## [Exercise goal]
Identify the lines that contain the string "subtitle" and copy all of them.

(Stored data)
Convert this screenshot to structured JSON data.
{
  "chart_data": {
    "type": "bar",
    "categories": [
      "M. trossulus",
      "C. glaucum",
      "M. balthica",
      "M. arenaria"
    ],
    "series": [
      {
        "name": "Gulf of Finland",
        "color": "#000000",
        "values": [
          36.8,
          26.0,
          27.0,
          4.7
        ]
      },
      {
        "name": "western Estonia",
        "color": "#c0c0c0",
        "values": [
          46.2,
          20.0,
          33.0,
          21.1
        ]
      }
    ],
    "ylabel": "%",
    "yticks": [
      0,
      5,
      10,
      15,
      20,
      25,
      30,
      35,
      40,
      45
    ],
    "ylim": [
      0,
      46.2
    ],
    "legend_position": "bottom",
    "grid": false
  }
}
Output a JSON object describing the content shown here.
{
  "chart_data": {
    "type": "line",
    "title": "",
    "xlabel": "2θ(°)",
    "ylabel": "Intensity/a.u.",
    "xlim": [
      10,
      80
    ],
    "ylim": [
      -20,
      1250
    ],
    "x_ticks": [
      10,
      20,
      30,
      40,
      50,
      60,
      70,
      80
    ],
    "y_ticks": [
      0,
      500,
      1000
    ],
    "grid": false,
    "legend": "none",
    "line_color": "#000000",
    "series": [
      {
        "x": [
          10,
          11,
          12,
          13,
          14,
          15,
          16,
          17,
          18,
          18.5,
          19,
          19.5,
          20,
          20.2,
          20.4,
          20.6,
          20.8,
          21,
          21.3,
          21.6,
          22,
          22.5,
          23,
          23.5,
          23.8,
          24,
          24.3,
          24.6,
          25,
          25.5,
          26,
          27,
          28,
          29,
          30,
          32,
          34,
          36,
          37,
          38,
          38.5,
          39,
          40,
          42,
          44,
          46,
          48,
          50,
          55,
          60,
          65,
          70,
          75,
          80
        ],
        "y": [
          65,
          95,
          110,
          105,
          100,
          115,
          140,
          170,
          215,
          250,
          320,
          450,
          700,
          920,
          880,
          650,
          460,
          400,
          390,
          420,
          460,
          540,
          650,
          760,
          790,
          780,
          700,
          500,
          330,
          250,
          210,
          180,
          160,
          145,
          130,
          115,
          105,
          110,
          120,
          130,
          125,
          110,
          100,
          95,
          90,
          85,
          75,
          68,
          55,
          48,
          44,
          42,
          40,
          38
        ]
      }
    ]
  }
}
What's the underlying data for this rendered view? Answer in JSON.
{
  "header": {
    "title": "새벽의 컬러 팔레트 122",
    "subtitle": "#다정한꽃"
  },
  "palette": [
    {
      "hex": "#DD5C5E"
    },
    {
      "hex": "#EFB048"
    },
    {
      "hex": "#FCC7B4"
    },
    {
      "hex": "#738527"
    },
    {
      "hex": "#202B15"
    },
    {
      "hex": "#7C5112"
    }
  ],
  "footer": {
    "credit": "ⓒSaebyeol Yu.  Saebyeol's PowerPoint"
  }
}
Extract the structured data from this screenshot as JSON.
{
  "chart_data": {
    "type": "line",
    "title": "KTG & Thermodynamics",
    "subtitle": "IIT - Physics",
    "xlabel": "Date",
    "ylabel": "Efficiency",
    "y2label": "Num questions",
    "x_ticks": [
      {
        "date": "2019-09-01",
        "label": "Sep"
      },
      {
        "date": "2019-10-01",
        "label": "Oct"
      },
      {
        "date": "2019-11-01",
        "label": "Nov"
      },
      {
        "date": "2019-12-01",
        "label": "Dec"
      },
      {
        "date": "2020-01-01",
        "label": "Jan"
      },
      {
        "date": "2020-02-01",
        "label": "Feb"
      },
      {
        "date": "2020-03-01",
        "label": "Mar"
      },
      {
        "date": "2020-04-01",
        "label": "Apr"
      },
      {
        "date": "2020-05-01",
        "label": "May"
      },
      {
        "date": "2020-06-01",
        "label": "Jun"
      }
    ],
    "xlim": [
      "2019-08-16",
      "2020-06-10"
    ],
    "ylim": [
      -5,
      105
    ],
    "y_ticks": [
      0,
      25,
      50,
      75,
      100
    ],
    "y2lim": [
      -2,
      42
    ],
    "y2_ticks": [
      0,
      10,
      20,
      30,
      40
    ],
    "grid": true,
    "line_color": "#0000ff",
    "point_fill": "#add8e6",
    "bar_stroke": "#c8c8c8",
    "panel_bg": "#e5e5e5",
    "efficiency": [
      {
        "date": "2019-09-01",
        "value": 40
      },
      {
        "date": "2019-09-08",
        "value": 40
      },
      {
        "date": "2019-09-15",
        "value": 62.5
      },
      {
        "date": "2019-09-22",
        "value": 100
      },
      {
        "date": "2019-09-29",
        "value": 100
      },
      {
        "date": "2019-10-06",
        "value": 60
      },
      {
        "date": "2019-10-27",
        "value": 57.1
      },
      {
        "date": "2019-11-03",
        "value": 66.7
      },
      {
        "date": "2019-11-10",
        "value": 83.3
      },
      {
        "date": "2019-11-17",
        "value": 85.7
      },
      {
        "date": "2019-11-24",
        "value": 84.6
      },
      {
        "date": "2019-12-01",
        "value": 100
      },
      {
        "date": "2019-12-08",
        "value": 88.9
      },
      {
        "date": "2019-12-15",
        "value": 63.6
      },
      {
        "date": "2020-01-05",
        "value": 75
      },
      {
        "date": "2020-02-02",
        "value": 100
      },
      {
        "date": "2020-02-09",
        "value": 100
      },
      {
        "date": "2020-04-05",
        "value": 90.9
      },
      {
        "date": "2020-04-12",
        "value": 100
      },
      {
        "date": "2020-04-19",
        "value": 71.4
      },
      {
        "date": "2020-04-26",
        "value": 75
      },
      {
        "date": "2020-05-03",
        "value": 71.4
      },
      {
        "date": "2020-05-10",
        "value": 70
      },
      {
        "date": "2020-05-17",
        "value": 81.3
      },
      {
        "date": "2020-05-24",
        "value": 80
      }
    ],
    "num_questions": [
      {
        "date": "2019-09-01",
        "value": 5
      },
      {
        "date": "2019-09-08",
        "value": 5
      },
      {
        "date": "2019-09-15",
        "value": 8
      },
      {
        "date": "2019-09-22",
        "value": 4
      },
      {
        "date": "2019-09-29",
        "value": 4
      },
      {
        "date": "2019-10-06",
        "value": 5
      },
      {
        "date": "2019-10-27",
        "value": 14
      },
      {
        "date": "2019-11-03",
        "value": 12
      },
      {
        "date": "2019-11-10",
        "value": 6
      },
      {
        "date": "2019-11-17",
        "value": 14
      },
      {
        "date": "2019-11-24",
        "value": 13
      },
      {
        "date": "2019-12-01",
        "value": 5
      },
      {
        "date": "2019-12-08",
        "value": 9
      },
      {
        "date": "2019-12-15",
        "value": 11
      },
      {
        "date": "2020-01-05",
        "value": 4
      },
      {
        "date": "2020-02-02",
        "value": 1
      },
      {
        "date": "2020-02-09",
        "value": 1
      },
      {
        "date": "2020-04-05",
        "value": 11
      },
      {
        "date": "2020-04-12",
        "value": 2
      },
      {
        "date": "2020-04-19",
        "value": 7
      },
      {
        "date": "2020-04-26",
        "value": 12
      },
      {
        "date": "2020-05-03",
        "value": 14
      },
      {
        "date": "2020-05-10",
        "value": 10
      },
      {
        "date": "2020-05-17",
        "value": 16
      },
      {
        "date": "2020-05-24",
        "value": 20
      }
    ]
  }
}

## [Response to this exercise]
    "subtitle": "#다정한꽃"
    "subtitle": "IIT - Physics",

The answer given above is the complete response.